▶ _Problem details_: Extract all lines from the records below and reproduce each one verbatim, without changes.

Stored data
## START

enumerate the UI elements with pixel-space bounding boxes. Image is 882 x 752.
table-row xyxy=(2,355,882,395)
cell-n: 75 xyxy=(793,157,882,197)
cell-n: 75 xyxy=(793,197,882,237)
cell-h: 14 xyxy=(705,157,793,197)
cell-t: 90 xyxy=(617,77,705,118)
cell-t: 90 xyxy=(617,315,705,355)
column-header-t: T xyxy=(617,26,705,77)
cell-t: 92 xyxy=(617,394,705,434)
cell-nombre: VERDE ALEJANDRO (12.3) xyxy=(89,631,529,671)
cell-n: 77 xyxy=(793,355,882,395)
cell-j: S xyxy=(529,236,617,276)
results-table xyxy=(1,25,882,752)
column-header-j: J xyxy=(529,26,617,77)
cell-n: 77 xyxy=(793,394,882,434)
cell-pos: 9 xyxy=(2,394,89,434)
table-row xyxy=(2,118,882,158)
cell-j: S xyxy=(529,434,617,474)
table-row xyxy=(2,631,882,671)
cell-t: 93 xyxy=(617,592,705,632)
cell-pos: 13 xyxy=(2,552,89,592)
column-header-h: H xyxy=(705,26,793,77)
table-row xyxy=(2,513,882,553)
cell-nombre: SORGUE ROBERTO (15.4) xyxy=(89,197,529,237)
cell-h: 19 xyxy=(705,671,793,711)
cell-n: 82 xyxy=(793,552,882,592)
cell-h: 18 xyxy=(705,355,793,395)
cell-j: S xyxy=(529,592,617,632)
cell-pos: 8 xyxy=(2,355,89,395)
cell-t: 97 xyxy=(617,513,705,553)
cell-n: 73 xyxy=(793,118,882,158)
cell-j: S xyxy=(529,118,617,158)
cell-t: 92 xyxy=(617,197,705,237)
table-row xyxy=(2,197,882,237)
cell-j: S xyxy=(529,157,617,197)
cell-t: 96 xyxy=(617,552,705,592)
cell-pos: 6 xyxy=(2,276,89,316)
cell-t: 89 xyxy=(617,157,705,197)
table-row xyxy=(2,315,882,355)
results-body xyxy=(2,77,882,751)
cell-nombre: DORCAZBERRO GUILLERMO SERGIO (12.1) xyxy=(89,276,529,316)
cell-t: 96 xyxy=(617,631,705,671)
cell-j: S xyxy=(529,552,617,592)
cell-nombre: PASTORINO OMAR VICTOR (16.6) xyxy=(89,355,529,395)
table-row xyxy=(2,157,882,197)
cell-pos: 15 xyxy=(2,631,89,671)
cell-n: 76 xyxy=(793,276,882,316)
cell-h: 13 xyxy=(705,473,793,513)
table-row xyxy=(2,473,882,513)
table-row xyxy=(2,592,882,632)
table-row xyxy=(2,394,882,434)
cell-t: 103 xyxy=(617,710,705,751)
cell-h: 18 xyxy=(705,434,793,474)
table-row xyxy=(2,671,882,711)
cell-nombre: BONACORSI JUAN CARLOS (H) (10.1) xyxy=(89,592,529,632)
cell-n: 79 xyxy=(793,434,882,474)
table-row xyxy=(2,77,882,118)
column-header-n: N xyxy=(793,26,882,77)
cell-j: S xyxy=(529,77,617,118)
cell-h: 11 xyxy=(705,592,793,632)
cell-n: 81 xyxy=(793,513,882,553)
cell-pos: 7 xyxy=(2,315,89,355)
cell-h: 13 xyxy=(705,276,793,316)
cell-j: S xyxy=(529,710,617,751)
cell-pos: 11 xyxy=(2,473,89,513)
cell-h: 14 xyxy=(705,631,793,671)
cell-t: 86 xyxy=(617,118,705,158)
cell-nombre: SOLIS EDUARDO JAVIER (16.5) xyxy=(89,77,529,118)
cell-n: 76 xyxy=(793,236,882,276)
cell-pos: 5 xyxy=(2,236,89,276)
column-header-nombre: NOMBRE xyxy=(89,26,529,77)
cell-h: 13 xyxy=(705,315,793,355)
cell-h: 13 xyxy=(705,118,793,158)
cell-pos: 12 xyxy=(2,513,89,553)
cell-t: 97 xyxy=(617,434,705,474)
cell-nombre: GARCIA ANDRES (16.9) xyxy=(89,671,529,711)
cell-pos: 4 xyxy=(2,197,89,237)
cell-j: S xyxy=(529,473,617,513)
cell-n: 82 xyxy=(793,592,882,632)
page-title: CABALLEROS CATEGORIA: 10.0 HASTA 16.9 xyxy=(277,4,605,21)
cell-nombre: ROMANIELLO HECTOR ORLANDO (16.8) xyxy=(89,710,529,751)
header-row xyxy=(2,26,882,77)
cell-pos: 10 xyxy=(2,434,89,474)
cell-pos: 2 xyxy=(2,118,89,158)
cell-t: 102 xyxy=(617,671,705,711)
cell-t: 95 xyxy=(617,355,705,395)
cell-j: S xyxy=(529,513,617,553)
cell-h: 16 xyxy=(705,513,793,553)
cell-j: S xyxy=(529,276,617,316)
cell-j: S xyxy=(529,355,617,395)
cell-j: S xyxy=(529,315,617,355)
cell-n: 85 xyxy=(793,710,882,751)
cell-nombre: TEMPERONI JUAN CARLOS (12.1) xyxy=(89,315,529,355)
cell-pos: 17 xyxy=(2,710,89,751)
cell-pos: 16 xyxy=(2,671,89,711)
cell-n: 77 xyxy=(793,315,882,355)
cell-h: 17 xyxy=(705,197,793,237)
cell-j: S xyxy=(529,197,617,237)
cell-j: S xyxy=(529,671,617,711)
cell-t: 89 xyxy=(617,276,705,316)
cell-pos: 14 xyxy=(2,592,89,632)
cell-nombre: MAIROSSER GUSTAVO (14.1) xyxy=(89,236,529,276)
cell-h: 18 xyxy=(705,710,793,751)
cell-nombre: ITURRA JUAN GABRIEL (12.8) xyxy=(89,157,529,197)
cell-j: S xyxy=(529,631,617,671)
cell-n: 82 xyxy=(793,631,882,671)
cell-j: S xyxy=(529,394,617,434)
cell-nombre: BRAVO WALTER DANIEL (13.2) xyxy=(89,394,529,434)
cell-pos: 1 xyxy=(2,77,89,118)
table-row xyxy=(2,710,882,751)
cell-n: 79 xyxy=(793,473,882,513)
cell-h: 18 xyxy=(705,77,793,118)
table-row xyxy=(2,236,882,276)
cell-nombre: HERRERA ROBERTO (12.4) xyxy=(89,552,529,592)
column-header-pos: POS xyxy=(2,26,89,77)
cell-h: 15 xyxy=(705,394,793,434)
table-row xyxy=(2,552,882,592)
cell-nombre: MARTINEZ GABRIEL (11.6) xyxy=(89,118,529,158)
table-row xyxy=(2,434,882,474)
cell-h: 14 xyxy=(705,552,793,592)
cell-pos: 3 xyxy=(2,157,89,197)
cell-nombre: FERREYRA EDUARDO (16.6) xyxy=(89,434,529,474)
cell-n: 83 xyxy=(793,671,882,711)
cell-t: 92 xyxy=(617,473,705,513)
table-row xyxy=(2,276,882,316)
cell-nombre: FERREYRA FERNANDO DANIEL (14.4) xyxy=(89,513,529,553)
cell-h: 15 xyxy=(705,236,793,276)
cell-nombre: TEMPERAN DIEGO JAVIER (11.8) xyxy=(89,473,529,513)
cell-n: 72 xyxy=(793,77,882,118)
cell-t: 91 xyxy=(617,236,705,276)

## END

▶ _Full response_:
enumerate the UI elements with pixel-space bounding boxes. Image is 882 x 752.
table-row xyxy=(2,355,882,395)
cell-n: 75 xyxy=(793,157,882,197)
cell-n: 75 xyxy=(793,197,882,237)
cell-h: 14 xyxy=(705,157,793,197)
cell-t: 90 xyxy=(617,77,705,118)
cell-t: 90 xyxy=(617,315,705,355)
column-header-t: T xyxy=(617,26,705,77)
cell-t: 92 xyxy=(617,394,705,434)
cell-nombre: VERDE ALEJANDRO (12.3) xyxy=(89,631,529,671)
cell-n: 77 xyxy=(793,355,882,395)
cell-j: S xyxy=(529,236,617,276)
results-table xyxy=(1,25,882,752)
column-header-j: J xyxy=(529,26,617,77)
cell-n: 77 xyxy=(793,394,882,434)
cell-pos: 9 xyxy=(2,394,89,434)
table-row xyxy=(2,118,882,158)
cell-j: S xyxy=(529,434,617,474)
table-row xyxy=(2,631,882,671)
cell-t: 93 xyxy=(617,592,705,632)
cell-pos: 13 xyxy=(2,552,89,592)
column-header-h: H xyxy=(705,26,793,77)
table-row xyxy=(2,513,882,553)
cell-nombre: SORGUE ROBERTO (15.4) xyxy=(89,197,529,237)
cell-h: 19 xyxy=(705,671,793,711)
cell-n: 82 xyxy=(793,552,882,592)
cell-h: 18 xyxy=(705,355,793,395)
cell-j: S xyxy=(529,592,617,632)
cell-pos: 8 xyxy=(2,355,89,395)
cell-t: 97 xyxy=(617,513,705,553)
cell-n: 73 xyxy=(793,118,882,158)
cell-j: S xyxy=(529,118,617,158)
cell-t: 92 xyxy=(617,197,705,237)
table-row xyxy=(2,197,882,237)
cell-j: S xyxy=(529,157,617,197)
cell-t: 96 xyxy=(617,552,705,592)
cell-pos: 6 xyxy=(2,276,89,316)
cell-t: 89 xyxy=(617,157,705,197)
table-row xyxy=(2,315,882,355)
results-body xyxy=(2,77,882,751)
cell-nombre: DORCAZBERRO GUILLERMO SERGIO (12.1) xyxy=(89,276,529,316)
cell-t: 96 xyxy=(617,631,705,671)
cell-j: S xyxy=(529,552,617,592)
cell-nombre: PASTORINO OMAR VICTOR (16.6) xyxy=(89,355,529,395)
table-row xyxy=(2,157,882,197)
cell-pos: 15 xyxy=(2,631,89,671)
cell-n: 76 xyxy=(793,276,882,316)
cell-h: 13 xyxy=(705,473,793,513)
table-row xyxy=(2,473,882,513)
table-row xyxy=(2,592,882,632)
table-row xyxy=(2,394,882,434)
cell-t: 103 xyxy=(617,710,705,751)
cell-h: 18 xyxy=(705,434,793,474)
table-row xyxy=(2,671,882,711)
cell-nombre: BONACORSI JUAN CARLOS (H) (10.1) xyxy=(89,592,529,632)
cell-n: 79 xyxy=(793,434,882,474)
table-row xyxy=(2,77,882,118)
column-header-n: N xyxy=(793,26,882,77)
cell-j: S xyxy=(529,77,617,118)
cell-h: 11 xyxy=(705,592,793,632)
cell-n: 81 xyxy=(793,513,882,553)
cell-pos: 7 xyxy=(2,315,89,355)
cell-h: 13 xyxy=(705,276,793,316)
cell-j: S xyxy=(529,710,617,751)
cell-pos: 11 xyxy=(2,473,89,513)
cell-h: 14 xyxy=(705,631,793,671)
cell-t: 86 xyxy=(617,118,705,158)
cell-nombre: SOLIS EDUARDO JAVIER (16.5) xyxy=(89,77,529,118)
cell-n: 76 xyxy=(793,236,882,276)
cell-pos: 5 xyxy=(2,236,89,276)
column-header-nombre: NOMBRE xyxy=(89,26,529,77)
cell-h: 13 xyxy=(705,315,793,355)
cell-h: 13 xyxy=(705,118,793,158)
cell-pos: 12 xyxy=(2,513,89,553)
cell-t: 97 xyxy=(617,434,705,474)
cell-nombre: GARCIA ANDRES (16.9) xyxy=(89,671,529,711)
cell-pos: 4 xyxy=(2,197,89,237)
cell-j: S xyxy=(529,473,617,513)
cell-n: 82 xyxy=(793,592,882,632)
page-title: CABALLEROS CATEGORIA: 10.0 HASTA 16.9 xyxy=(277,4,605,21)
cell-nombre: ROMANIELLO HECTOR ORLANDO (16.8) xyxy=(89,710,529,751)
header-row xyxy=(2,26,882,77)
cell-pos: 10 xyxy=(2,434,89,474)
cell-pos: 2 xyxy=(2,118,89,158)
cell-t: 102 xyxy=(617,671,705,711)
cell-t: 95 xyxy=(617,355,705,395)
cell-j: S xyxy=(529,513,617,553)
cell-h: 16 xyxy=(705,513,793,553)
cell-j: S xyxy=(529,276,617,316)
cell-j: S xyxy=(529,355,617,395)
cell-j: S xyxy=(529,315,617,355)
cell-n: 85 xyxy=(793,710,882,751)
cell-nombre: TEMPERONI JUAN CARLOS (12.1) xyxy=(89,315,529,355)
cell-pos: 17 xyxy=(2,710,89,751)
cell-pos: 16 xyxy=(2,671,89,711)
cell-n: 77 xyxy=(793,315,882,355)
cell-h: 17 xyxy=(705,197,793,237)
cell-j: S xyxy=(529,197,617,237)
cell-j: S xyxy=(529,671,617,711)
cell-t: 89 xyxy=(617,276,705,316)
cell-pos: 14 xyxy=(2,592,89,632)
cell-nombre: MAIROSSER GUSTAVO (14.1) xyxy=(89,236,529,276)
cell-h: 18 xyxy=(705,710,793,751)
cell-nombre: ITURRA JUAN GABRIEL (12.8) xyxy=(89,157,529,197)
cell-j: S xyxy=(529,631,617,671)
cell-n: 82 xyxy=(793,631,882,671)
cell-j: S xyxy=(529,394,617,434)
cell-nombre: BRAVO WALTER DANIEL (13.2) xyxy=(89,394,529,434)
cell-pos: 1 xyxy=(2,77,89,118)
table-row xyxy=(2,710,882,751)
cell-n: 79 xyxy=(793,473,882,513)
cell-h: 18 xyxy=(705,77,793,118)
table-row xyxy=(2,236,882,276)
cell-nombre: HERRERA ROBERTO (12.4) xyxy=(89,552,529,592)
column-header-pos: POS xyxy=(2,26,89,77)
cell-h: 15 xyxy=(705,394,793,434)
table-row xyxy=(2,552,882,592)
cell-nombre: MARTINEZ GABRIEL (11.6) xyxy=(89,118,529,158)
table-row xyxy=(2,434,882,474)
cell-h: 14 xyxy=(705,552,793,592)
cell-pos: 3 xyxy=(2,157,89,197)
cell-nombre: FERREYRA EDUARDO (16.6) xyxy=(89,434,529,474)
cell-n: 83 xyxy=(793,671,882,711)
cell-t: 92 xyxy=(617,473,705,513)
table-row xyxy=(2,276,882,316)
cell-nombre: FERREYRA FERNANDO DANIEL (14.4) xyxy=(89,513,529,553)
cell-h: 15 xyxy=(705,236,793,276)
cell-nombre: TEMPERAN DIEGO JAVIER (11.8) xyxy=(89,473,529,513)
cell-n: 72 xyxy=(793,77,882,118)
cell-t: 91 xyxy=(617,236,705,276)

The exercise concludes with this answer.